### EXERCISE DIRECTIONS
Print every one of the following entries line for line, with no changes.

— START RECORD EXTRACTS —

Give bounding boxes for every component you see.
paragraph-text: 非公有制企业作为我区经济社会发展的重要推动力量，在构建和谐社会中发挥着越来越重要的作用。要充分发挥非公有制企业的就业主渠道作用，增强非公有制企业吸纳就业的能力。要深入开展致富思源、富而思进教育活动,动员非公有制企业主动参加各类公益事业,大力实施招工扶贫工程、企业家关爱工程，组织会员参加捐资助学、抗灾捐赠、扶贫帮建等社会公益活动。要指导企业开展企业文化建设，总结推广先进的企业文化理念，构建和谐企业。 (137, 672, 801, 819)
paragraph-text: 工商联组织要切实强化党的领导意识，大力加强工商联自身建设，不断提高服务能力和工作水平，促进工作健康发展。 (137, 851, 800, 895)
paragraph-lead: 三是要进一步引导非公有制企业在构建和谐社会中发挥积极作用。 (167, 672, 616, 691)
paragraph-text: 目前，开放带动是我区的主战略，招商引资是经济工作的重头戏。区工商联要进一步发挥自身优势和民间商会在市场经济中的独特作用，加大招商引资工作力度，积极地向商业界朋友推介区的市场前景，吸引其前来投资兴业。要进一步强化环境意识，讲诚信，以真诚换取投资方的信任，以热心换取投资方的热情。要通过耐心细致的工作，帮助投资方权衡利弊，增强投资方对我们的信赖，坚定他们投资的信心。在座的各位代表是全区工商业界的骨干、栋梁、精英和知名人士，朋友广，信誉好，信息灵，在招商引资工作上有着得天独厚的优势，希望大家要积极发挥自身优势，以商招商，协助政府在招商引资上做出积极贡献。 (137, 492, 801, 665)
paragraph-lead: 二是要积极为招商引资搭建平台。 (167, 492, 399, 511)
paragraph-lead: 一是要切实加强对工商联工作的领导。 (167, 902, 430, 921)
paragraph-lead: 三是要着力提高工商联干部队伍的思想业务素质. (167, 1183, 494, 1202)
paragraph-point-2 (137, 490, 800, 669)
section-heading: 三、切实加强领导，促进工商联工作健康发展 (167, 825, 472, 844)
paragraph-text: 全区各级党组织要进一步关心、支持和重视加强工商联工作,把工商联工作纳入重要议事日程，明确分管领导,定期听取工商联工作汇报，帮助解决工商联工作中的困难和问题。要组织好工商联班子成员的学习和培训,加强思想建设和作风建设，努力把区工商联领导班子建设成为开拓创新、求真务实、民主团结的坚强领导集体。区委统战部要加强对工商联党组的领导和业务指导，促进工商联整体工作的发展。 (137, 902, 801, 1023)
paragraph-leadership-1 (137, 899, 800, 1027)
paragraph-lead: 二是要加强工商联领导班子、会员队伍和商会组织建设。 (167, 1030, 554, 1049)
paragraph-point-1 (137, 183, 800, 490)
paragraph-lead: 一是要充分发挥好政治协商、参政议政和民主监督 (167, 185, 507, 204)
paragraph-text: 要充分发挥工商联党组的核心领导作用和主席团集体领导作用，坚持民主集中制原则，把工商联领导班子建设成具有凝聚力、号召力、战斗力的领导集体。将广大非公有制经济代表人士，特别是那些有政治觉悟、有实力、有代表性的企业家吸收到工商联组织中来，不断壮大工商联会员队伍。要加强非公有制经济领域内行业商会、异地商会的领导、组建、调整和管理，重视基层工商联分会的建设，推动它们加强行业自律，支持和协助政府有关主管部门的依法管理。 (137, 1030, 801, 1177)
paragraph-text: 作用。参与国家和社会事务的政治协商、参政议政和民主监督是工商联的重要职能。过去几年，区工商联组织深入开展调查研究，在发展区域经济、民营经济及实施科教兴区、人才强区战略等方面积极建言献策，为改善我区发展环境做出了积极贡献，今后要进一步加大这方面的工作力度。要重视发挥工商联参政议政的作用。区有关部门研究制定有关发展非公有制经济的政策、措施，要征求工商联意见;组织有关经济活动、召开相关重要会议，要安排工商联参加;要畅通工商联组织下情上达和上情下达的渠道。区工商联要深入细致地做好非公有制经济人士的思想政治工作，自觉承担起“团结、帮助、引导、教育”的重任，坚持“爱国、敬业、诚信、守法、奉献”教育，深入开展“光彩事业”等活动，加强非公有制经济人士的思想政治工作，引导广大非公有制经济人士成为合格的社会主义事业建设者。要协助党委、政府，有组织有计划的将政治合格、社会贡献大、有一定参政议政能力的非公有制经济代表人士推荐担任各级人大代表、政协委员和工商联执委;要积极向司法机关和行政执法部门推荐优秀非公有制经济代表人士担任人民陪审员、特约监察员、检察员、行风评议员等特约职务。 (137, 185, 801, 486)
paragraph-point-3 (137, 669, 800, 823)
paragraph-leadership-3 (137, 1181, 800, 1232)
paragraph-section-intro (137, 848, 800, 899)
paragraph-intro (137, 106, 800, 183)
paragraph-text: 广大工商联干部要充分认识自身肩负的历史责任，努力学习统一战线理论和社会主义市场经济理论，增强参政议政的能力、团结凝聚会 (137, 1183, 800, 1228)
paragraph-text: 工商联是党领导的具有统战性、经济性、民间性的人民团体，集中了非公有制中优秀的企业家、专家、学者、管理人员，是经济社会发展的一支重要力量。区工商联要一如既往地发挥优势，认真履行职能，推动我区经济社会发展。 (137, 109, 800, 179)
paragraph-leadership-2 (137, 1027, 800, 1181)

— END RECORD EXTRACTS —

### THE COMPLETED TASK
Give bounding boxes for every component you see.
paragraph-text: 非公有制企业作为我区经济社会发展的重要推动力量，在构建和谐社会中发挥着越来越重要的作用。要充分发挥非公有制企业的就业主渠道作用，增强非公有制企业吸纳就业的能力。要深入开展致富思源、富而思进教育活动,动员非公有制企业主动参加各类公益事业,大力实施招工扶贫工程、企业家关爱工程，组织会员参加捐资助学、抗灾捐赠、扶贫帮建等社会公益活动。要指导企业开展企业文化建设，总结推广先进的企业文化理念，构建和谐企业。 (137, 672, 801, 819)
paragraph-text: 工商联组织要切实强化党的领导意识，大力加强工商联自身建设，不断提高服务能力和工作水平，促进工作健康发展。 (137, 851, 800, 895)
paragraph-lead: 三是要进一步引导非公有制企业在构建和谐社会中发挥积极作用。 (167, 672, 616, 691)
paragraph-text: 目前，开放带动是我区的主战略，招商引资是经济工作的重头戏。区工商联要进一步发挥自身优势和民间商会在市场经济中的独特作用，加大招商引资工作力度，积极地向商业界朋友推介区的市场前景，吸引其前来投资兴业。要进一步强化环境意识，讲诚信，以真诚换取投资方的信任，以热心换取投资方的热情。要通过耐心细致的工作，帮助投资方权衡利弊，增强投资方对我们的信赖，坚定他们投资的信心。在座的各位代表是全区工商业界的骨干、栋梁、精英和知名人士，朋友广，信誉好，信息灵，在招商引资工作上有着得天独厚的优势，希望大家要积极发挥自身优势，以商招商，协助政府在招商引资上做出积极贡献。 (137, 492, 801, 665)
paragraph-lead: 二是要积极为招商引资搭建平台。 (167, 492, 399, 511)
paragraph-lead: 一是要切实加强对工商联工作的领导。 (167, 902, 430, 921)
paragraph-lead: 三是要着力提高工商联干部队伍的思想业务素质. (167, 1183, 494, 1202)
paragraph-point-2 (137, 490, 800, 669)
section-heading: 三、切实加强领导，促进工商联工作健康发展 (167, 825, 472, 844)
paragraph-text: 全区各级党组织要进一步关心、支持和重视加强工商联工作,把工商联工作纳入重要议事日程，明确分管领导,定期听取工商联工作汇报，帮助解决工商联工作中的困难和问题。要组织好工商联班子成员的学习和培训,加强思想建设和作风建设，努力把区工商联领导班子建设成为开拓创新、求真务实、民主团结的坚强领导集体。区委统战部要加强对工商联党组的领导和业务指导，促进工商联整体工作的发展。 (137, 902, 801, 1023)
paragraph-leadership-1 (137, 899, 800, 1027)
paragraph-lead: 二是要加强工商联领导班子、会员队伍和商会组织建设。 (167, 1030, 554, 1049)
paragraph-point-1 (137, 183, 800, 490)
paragraph-lead: 一是要充分发挥好政治协商、参政议政和民主监督 (167, 185, 507, 204)
paragraph-text: 要充分发挥工商联党组的核心领导作用和主席团集体领导作用，坚持民主集中制原则，把工商联领导班子建设成具有凝聚力、号召力、战斗力的领导集体。将广大非公有制经济代表人士，特别是那些有政治觉悟、有实力、有代表性的企业家吸收到工商联组织中来，不断壮大工商联会员队伍。要加强非公有制经济领域内行业商会、异地商会的领导、组建、调整和管理，重视基层工商联分会的建设，推动它们加强行业自律，支持和协助政府有关主管部门的依法管理。 (137, 1030, 801, 1177)
paragraph-text: 作用。参与国家和社会事务的政治协商、参政议政和民主监督是工商联的重要职能。过去几年，区工商联组织深入开展调查研究，在发展区域经济、民营经济及实施科教兴区、人才强区战略等方面积极建言献策，为改善我区发展环境做出了积极贡献，今后要进一步加大这方面的工作力度。要重视发挥工商联参政议政的作用。区有关部门研究制定有关发展非公有制经济的政策、措施，要征求工商联意见;组织有关经济活动、召开相关重要会议，要安排工商联参加;要畅通工商联组织下情上达和上情下达的渠道。区工商联要深入细致地做好非公有制经济人士的思想政治工作，自觉承担起“团结、帮助、引导、教育”的重任，坚持“爱国、敬业、诚信、守法、奉献”教育，深入开展“光彩事业”等活动，加强非公有制经济人士的思想政治工作，引导广大非公有制经济人士成为合格的社会主义事业建设者。要协助党委、政府，有组织有计划的将政治合格、社会贡献大、有一定参政议政能力的非公有制经济代表人士推荐担任各级人大代表、政协委员和工商联执委;要积极向司法机关和行政执法部门推荐优秀非公有制经济代表人士担任人民陪审员、特约监察员、检察员、行风评议员等特约职务。 (137, 185, 801, 486)
paragraph-point-3 (137, 669, 800, 823)
paragraph-leadership-3 (137, 1181, 800, 1232)
paragraph-section-intro (137, 848, 800, 899)
paragraph-intro (137, 106, 800, 183)
paragraph-text: 广大工商联干部要充分认识自身肩负的历史责任，努力学习统一战线理论和社会主义市场经济理论，增强参政议政的能力、团结凝聚会 (137, 1183, 800, 1228)
paragraph-text: 工商联是党领导的具有统战性、经济性、民间性的人民团体，集中了非公有制中优秀的企业家、专家、学者、管理人员，是经济社会发展的一支重要力量。区工商联要一如既往地发挥优势，认真履行职能，推动我区经济社会发展。 (137, 109, 800, 179)
paragraph-leadership-2 (137, 1027, 800, 1181)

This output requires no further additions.